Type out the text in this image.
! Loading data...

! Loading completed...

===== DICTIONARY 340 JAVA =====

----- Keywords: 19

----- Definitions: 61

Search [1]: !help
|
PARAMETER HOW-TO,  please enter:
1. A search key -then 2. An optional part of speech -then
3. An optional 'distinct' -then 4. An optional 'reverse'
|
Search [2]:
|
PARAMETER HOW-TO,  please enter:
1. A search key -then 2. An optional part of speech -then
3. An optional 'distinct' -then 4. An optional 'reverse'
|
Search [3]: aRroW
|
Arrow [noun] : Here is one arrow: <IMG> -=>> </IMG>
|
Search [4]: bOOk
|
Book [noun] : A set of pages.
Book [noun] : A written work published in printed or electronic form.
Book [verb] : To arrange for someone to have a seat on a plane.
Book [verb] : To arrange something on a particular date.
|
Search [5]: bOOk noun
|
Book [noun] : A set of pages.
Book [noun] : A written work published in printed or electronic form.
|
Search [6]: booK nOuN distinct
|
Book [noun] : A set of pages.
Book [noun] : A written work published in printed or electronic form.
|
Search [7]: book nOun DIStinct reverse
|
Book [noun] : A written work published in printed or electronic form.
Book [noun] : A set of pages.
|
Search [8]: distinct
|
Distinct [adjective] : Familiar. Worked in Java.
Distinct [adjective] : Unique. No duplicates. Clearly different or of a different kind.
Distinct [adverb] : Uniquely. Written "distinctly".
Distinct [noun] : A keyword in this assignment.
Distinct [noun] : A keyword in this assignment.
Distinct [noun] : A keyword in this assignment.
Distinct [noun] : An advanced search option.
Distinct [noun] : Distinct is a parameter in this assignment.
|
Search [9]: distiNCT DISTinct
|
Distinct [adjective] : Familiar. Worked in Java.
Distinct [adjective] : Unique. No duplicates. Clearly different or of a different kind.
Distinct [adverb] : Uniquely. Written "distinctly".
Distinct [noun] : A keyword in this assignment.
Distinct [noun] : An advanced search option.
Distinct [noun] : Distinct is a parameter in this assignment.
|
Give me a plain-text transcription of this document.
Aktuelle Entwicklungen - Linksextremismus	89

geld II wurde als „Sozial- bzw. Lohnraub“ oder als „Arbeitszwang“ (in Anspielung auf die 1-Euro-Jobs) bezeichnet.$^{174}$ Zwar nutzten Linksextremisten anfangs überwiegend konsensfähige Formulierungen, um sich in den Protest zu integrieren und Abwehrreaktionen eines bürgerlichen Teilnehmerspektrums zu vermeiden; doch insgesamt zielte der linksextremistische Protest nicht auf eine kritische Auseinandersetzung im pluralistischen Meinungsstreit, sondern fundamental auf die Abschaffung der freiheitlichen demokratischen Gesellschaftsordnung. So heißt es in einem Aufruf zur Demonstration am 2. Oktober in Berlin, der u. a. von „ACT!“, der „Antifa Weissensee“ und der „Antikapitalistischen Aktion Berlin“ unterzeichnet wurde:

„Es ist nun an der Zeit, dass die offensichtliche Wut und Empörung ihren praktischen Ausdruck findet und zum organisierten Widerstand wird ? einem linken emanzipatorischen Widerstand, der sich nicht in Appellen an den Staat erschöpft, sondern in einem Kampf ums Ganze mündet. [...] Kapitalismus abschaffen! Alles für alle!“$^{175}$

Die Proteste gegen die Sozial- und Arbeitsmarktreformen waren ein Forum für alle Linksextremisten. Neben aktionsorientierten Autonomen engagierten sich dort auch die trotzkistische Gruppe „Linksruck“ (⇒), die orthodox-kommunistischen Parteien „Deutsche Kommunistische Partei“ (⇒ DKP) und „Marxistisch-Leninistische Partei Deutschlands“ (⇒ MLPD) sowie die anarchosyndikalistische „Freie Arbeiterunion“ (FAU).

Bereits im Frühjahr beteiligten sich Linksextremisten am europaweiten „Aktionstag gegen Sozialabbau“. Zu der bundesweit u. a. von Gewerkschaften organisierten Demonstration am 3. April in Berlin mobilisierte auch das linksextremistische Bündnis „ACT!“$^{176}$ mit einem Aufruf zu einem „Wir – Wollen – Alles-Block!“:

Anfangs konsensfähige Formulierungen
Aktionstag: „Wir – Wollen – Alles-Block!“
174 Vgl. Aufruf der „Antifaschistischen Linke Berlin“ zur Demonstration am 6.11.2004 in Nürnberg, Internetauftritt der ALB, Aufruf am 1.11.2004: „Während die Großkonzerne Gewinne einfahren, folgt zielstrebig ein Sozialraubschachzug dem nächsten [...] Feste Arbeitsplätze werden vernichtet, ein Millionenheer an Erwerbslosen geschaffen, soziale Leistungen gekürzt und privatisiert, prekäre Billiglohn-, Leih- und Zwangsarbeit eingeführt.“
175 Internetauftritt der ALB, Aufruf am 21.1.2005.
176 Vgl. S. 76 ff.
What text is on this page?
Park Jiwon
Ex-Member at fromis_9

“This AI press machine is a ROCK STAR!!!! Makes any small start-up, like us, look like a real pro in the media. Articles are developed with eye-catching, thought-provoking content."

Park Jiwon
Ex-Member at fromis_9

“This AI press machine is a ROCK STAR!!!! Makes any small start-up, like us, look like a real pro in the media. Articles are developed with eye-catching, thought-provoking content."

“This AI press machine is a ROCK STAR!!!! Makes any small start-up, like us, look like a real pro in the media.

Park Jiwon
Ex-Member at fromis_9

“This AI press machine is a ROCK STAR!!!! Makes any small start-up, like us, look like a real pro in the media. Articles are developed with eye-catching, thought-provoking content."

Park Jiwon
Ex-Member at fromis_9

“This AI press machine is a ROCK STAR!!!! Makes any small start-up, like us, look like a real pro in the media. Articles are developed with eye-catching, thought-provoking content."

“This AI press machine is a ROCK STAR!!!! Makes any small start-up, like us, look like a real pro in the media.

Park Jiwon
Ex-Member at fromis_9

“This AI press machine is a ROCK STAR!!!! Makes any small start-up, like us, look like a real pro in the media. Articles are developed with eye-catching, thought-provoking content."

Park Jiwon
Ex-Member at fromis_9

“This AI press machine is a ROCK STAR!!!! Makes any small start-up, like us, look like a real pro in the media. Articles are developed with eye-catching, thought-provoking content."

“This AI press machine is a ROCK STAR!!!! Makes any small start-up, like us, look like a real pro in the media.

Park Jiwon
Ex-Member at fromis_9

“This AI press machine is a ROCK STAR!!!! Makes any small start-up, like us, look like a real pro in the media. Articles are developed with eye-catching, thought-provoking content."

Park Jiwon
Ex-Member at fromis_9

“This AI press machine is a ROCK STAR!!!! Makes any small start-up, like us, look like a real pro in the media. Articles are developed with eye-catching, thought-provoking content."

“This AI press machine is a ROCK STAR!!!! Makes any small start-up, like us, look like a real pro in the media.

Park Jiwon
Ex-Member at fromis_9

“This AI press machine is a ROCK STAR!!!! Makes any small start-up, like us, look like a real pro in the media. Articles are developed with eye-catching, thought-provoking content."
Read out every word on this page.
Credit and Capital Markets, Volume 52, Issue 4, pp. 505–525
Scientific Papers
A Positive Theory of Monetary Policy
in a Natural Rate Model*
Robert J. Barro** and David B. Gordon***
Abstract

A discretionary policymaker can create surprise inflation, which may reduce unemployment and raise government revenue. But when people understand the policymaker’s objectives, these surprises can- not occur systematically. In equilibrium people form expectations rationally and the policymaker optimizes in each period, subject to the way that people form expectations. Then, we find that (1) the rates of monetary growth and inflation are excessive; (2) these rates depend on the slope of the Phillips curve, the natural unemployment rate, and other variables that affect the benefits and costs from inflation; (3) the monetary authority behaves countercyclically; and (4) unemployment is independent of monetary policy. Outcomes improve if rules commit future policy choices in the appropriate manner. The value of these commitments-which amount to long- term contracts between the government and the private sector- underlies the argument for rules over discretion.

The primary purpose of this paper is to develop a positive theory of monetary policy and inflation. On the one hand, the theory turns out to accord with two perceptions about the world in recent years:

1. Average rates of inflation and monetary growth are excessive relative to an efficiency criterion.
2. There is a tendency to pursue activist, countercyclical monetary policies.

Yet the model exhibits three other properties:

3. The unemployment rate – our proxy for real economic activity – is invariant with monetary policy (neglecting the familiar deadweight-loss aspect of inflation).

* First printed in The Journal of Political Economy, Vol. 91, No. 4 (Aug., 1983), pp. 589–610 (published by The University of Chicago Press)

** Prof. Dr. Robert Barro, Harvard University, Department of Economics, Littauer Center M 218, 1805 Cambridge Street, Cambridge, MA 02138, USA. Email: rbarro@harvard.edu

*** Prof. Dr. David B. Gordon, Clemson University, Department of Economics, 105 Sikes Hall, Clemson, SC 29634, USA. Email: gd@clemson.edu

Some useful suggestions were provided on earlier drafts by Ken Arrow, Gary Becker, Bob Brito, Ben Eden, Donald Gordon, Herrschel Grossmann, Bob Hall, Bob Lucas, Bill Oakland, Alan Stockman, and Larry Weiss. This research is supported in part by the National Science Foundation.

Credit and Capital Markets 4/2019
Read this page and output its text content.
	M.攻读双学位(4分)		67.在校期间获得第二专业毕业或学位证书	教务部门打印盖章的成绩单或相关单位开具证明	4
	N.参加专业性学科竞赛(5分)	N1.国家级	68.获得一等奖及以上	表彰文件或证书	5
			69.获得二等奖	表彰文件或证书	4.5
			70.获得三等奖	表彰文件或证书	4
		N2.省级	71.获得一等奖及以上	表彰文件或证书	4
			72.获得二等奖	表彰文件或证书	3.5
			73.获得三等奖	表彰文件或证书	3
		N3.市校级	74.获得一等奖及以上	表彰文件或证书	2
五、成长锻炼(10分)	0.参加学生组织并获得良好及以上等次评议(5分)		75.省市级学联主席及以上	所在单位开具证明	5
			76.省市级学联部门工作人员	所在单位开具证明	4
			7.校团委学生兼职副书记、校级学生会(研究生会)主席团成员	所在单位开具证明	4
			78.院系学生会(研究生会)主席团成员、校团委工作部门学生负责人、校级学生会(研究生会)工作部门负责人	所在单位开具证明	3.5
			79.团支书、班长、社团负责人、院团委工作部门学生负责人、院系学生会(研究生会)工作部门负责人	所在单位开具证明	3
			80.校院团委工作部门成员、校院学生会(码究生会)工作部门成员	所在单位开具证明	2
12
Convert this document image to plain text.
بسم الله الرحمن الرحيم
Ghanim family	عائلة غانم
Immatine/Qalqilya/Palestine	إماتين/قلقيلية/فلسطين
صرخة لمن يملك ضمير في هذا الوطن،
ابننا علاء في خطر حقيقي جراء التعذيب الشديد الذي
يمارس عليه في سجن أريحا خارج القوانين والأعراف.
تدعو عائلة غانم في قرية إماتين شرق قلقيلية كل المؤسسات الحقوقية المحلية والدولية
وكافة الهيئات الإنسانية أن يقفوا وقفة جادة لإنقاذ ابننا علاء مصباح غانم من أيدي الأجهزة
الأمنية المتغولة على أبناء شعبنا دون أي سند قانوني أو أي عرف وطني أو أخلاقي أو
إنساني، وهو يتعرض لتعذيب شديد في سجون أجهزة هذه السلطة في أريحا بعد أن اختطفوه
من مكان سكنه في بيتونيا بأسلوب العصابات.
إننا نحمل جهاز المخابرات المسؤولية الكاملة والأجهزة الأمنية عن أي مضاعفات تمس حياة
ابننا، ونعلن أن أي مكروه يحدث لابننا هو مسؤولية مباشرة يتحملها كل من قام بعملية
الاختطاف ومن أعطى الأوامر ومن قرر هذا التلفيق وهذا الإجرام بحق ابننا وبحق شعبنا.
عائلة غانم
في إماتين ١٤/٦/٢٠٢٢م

## Aim
Nothing but the lines from the line with "Convert this document image to plain text." to the last line of the listing above should appear; please retype them exactly, both ends included.

## Task solution
Convert this document image to plain text.
بسم الله الرحمن الرحيم
Ghanim family	عائلة غانم
Immatine/Qalqilya/Palestine	إماتين/قلقيلية/فلسطين
صرخة لمن يملك ضمير في هذا الوطن،
ابننا علاء في خطر حقيقي جراء التعذيب الشديد الذي
يمارس عليه في سجن أريحا خارج القوانين والأعراف.
تدعو عائلة غانم في قرية إماتين شرق قلقيلية كل المؤسسات الحقوقية المحلية والدولية
وكافة الهيئات الإنسانية أن يقفوا وقفة جادة لإنقاذ ابننا علاء مصباح غانم من أيدي الأجهزة
الأمنية المتغولة على أبناء شعبنا دون أي سند قانوني أو أي عرف وطني أو أخلاقي أو
إنساني، وهو يتعرض لتعذيب شديد في سجون أجهزة هذه السلطة في أريحا بعد أن اختطفوه
من مكان سكنه في بيتونيا بأسلوب العصابات.
إننا نحمل جهاز المخابرات المسؤولية الكاملة والأجهزة الأمنية عن أي مضاعفات تمس حياة
ابننا، ونعلن أن أي مكروه يحدث لابننا هو مسؤولية مباشرة يتحملها كل من قام بعملية
الاختطاف ومن أعطى الأوامر ومن قرر هذا التلفيق وهذا الإجرام بحق ابننا وبحق شعبنا.
عائلة غانم
في إماتين ١٤/٦/٢٠٢٢م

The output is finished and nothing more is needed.